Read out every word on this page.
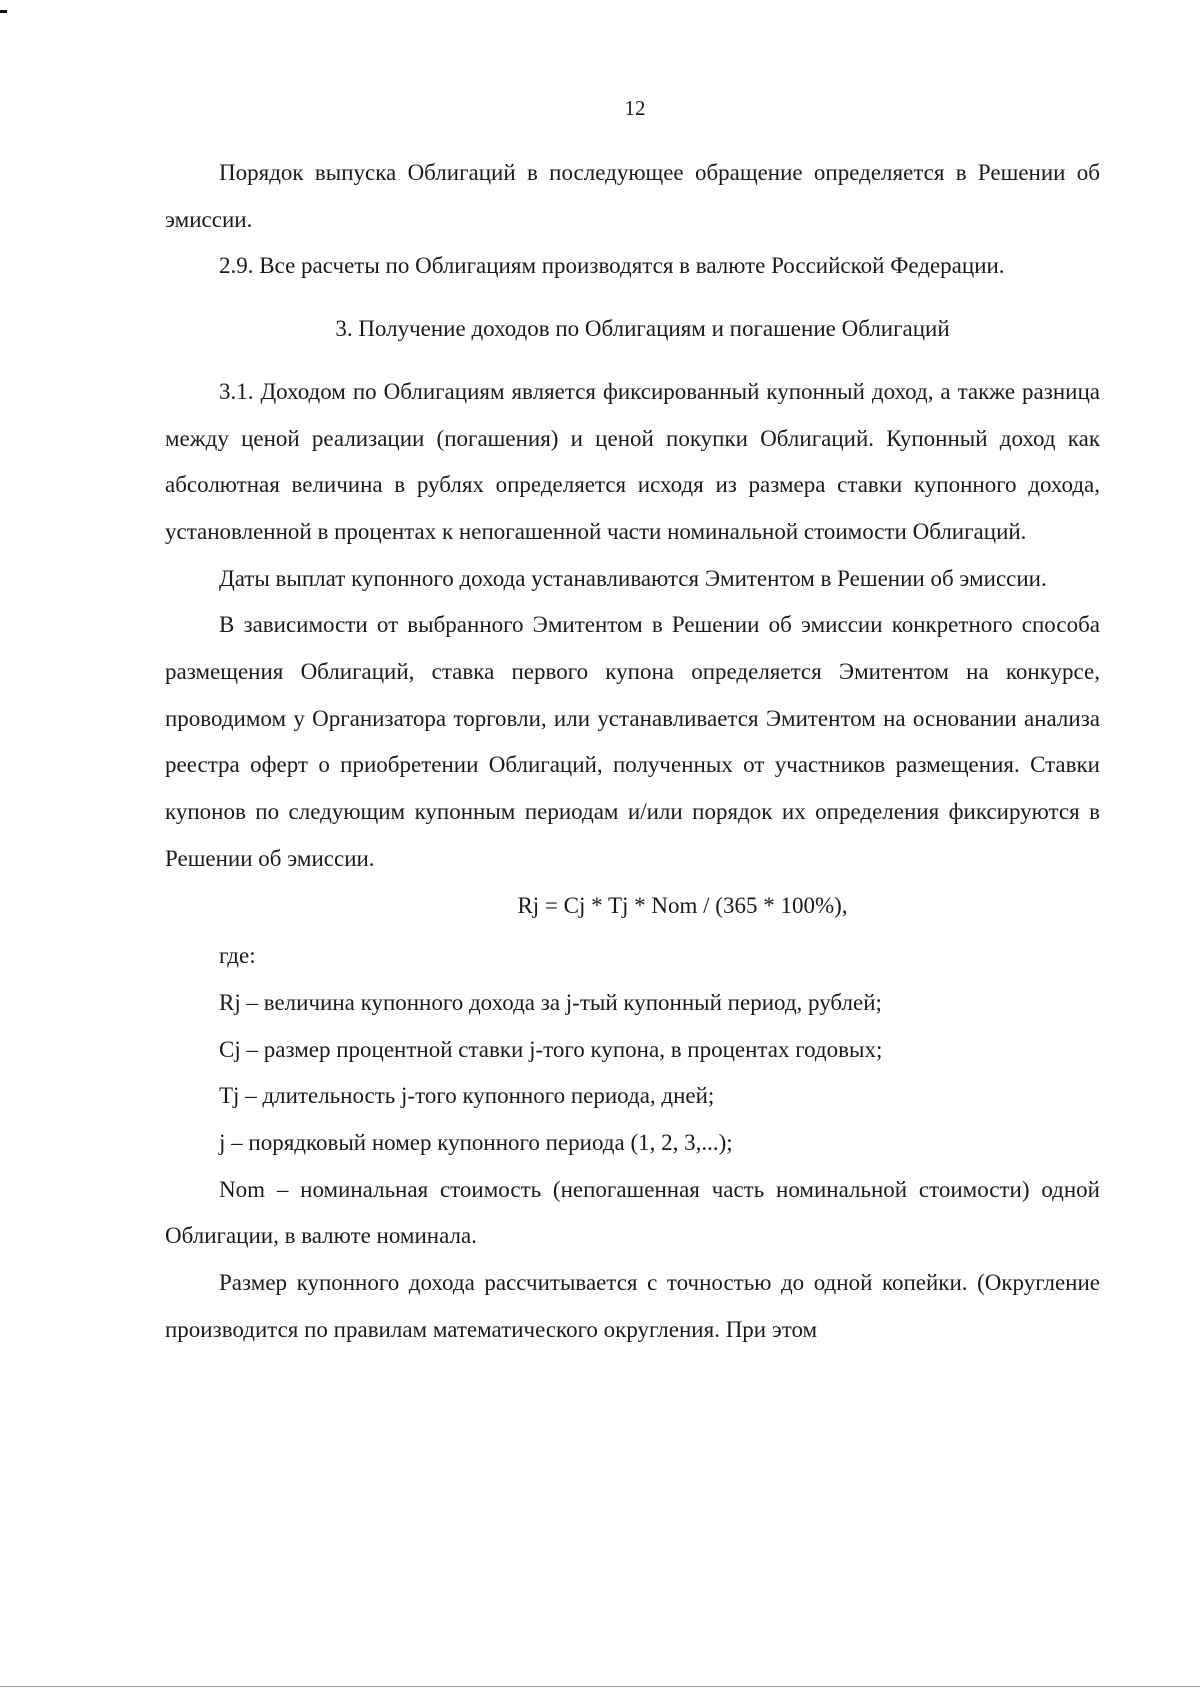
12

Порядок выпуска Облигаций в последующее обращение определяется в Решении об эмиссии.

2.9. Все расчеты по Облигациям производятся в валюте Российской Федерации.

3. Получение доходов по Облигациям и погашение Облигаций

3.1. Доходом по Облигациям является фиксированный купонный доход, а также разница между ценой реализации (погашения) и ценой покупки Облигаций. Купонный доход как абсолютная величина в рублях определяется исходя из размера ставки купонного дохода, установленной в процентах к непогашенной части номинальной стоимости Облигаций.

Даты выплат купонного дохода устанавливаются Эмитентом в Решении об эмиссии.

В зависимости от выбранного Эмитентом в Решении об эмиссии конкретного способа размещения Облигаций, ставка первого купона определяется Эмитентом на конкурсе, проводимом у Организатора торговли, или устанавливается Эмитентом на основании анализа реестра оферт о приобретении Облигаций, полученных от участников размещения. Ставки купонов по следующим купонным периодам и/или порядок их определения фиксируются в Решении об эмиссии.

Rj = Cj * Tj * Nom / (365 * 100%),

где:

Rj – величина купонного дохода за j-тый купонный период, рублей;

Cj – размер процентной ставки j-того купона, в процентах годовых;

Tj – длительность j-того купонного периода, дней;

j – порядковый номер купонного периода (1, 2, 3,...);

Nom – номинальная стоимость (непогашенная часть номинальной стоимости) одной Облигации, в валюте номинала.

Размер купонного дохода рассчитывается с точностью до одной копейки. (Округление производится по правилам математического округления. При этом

+===+

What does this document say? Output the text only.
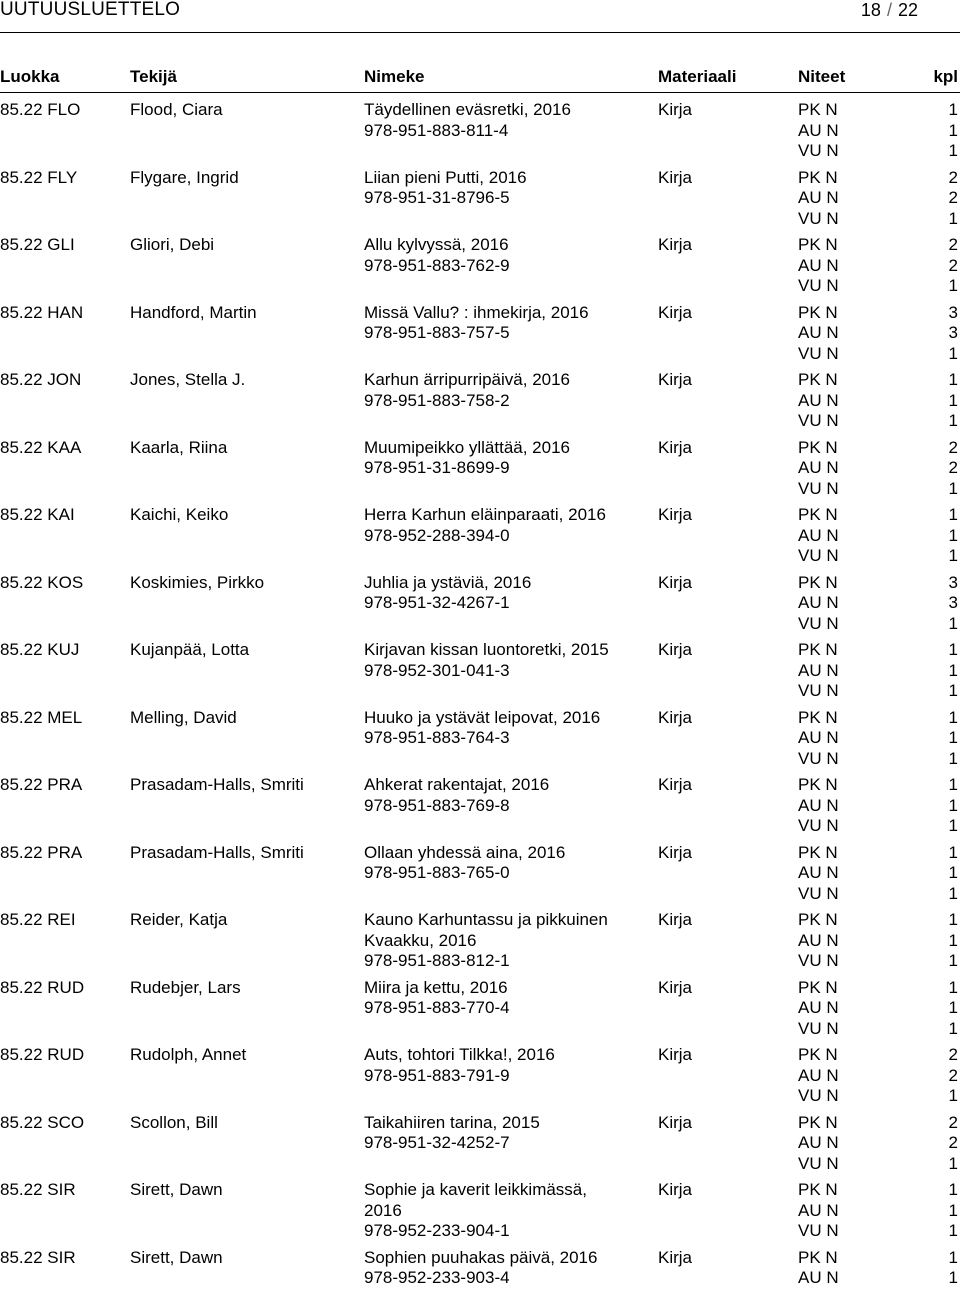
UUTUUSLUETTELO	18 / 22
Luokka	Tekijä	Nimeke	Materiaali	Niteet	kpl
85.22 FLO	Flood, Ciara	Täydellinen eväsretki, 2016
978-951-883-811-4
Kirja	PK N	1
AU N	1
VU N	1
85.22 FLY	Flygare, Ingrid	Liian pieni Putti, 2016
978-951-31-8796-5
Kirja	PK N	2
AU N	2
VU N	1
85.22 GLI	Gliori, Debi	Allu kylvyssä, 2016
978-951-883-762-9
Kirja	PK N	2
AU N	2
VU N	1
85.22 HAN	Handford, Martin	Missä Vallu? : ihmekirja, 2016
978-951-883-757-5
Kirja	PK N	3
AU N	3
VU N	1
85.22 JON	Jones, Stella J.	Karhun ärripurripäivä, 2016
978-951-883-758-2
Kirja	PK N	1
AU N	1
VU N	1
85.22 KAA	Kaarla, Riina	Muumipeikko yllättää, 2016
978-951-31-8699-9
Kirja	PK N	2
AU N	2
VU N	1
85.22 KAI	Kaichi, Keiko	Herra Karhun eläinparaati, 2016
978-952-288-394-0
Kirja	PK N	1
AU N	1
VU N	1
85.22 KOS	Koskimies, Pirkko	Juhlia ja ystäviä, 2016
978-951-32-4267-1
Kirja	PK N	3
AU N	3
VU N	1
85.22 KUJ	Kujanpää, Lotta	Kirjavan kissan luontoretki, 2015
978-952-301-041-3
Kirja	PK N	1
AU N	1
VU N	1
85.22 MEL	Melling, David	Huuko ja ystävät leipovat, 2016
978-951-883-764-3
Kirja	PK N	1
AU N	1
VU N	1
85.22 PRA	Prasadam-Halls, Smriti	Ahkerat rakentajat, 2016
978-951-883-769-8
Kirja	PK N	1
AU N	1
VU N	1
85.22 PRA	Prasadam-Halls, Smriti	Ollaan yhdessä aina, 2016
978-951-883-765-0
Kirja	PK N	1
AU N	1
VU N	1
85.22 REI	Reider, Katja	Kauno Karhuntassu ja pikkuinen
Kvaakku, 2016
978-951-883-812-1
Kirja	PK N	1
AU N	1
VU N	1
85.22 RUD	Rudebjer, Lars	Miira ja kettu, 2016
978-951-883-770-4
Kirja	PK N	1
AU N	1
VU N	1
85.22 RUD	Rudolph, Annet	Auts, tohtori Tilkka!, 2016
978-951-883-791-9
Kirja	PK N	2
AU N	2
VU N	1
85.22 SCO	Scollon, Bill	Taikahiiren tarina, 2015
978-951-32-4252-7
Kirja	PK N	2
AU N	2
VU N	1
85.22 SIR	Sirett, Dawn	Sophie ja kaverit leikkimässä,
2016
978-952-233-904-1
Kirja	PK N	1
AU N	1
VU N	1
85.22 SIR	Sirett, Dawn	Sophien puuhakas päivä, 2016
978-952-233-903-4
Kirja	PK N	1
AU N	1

+===+

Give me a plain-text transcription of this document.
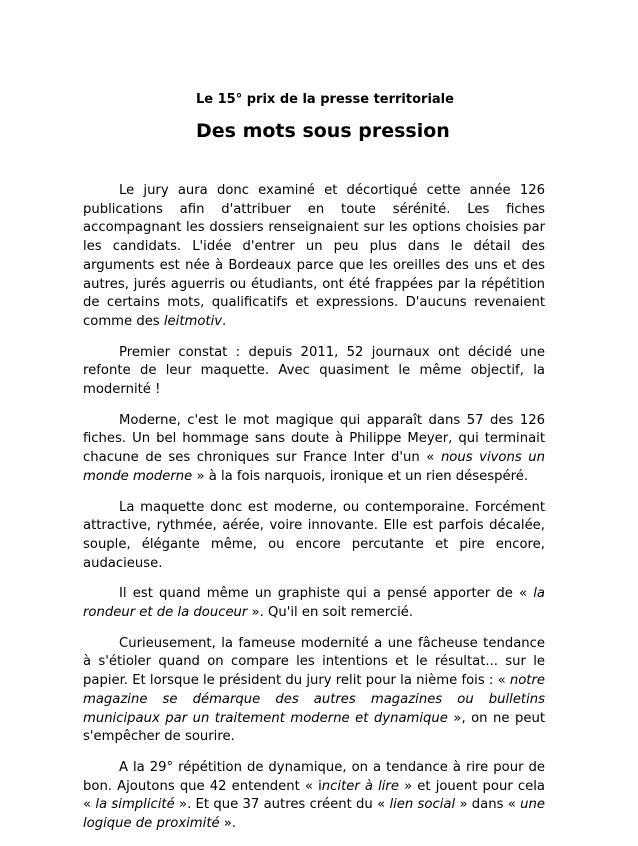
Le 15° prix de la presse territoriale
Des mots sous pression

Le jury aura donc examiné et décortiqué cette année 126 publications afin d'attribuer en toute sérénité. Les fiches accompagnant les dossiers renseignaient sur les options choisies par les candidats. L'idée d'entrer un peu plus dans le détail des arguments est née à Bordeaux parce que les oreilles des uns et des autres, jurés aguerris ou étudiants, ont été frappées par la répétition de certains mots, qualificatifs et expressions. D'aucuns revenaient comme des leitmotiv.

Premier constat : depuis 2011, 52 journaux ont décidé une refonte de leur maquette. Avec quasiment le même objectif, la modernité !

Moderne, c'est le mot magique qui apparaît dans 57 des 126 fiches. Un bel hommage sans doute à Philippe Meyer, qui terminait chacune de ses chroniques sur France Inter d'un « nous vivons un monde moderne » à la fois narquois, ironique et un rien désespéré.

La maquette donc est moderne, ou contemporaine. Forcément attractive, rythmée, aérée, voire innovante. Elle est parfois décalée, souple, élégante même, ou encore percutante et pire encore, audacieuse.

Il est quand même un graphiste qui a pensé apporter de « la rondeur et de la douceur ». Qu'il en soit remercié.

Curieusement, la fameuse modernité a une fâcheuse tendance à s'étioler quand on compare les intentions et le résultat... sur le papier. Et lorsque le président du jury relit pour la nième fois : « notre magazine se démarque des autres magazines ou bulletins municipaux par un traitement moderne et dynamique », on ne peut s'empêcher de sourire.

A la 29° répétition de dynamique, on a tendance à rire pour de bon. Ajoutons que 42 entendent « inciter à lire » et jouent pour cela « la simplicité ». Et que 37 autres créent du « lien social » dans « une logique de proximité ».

+===+

EXERCISE | Establish how many lines of the records contain the string "Dawn" and state that number without elaboration.

THE SOLUTION | 2